[Collection entries]
>>>

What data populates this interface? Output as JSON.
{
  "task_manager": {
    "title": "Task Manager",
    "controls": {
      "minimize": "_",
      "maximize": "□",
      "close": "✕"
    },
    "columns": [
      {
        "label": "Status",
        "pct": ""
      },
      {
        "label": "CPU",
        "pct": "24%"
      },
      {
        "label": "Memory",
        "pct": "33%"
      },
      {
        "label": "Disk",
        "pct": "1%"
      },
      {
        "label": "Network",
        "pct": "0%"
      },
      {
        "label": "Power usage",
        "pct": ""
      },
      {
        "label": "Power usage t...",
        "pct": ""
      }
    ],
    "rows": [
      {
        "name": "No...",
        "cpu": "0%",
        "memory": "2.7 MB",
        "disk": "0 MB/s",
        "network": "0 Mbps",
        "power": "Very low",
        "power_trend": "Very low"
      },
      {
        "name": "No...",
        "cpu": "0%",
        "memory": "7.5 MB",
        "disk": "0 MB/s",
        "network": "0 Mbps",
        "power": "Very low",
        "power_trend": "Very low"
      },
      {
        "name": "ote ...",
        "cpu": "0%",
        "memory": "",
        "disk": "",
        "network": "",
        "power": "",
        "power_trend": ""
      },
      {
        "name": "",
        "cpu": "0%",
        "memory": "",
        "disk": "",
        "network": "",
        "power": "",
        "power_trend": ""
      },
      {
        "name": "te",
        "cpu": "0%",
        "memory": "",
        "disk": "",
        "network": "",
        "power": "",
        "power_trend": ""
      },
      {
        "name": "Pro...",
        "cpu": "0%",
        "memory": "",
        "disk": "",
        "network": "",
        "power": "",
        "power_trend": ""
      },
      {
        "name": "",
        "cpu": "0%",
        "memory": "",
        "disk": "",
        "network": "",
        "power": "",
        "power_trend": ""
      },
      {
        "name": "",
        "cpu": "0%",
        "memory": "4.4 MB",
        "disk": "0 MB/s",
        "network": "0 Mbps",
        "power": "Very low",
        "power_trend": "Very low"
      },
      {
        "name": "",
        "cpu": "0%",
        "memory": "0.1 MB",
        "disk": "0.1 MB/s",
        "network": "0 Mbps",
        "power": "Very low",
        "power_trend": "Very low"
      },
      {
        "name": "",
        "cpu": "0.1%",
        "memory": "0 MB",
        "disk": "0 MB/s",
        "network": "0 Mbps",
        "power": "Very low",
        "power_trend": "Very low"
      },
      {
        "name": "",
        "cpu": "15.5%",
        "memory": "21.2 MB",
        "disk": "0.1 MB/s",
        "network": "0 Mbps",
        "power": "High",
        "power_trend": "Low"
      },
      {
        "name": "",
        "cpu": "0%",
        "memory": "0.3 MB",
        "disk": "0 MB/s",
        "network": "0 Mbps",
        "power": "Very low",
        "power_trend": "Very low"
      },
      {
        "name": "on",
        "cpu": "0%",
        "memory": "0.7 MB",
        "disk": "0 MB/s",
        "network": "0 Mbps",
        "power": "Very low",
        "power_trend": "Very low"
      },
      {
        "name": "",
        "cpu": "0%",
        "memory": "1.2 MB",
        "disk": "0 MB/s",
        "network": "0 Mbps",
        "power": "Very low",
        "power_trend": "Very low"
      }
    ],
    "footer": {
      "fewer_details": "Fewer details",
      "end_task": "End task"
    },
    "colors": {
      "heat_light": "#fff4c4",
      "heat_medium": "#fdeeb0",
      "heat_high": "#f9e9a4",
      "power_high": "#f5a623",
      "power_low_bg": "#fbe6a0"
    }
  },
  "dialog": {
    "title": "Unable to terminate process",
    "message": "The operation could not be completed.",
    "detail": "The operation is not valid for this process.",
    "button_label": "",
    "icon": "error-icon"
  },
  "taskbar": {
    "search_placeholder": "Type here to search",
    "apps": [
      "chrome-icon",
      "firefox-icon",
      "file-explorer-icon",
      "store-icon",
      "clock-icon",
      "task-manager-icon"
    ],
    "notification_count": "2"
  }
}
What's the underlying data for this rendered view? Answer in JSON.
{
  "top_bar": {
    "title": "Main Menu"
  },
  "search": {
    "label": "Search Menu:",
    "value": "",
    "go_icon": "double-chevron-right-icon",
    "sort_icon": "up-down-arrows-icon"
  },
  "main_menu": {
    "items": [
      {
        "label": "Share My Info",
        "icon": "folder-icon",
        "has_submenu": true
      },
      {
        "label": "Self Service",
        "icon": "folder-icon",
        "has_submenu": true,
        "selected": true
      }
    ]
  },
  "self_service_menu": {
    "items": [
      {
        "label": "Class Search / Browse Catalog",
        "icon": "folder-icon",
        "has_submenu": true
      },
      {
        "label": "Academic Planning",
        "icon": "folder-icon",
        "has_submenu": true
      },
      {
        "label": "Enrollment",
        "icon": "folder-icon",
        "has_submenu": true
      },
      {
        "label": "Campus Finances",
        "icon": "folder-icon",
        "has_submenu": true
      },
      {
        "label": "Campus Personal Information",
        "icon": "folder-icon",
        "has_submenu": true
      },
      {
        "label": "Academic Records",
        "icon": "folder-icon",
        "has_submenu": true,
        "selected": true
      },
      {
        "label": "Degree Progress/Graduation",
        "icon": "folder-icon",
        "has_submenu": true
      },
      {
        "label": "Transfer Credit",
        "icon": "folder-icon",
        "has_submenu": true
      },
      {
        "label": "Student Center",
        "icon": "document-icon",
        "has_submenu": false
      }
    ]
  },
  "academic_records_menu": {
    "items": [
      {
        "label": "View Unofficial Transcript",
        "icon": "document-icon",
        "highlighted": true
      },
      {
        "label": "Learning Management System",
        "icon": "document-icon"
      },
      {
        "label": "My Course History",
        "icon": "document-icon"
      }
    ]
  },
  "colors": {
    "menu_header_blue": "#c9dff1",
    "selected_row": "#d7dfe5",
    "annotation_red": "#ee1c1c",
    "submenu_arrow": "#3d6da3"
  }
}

<<<

§ **What is being asked**
Identify and list each line with the word "title".

§ **Final answer**
    "title": "Task Manager",
    "title": "Unable to terminate process",
    "title": "Main Menu"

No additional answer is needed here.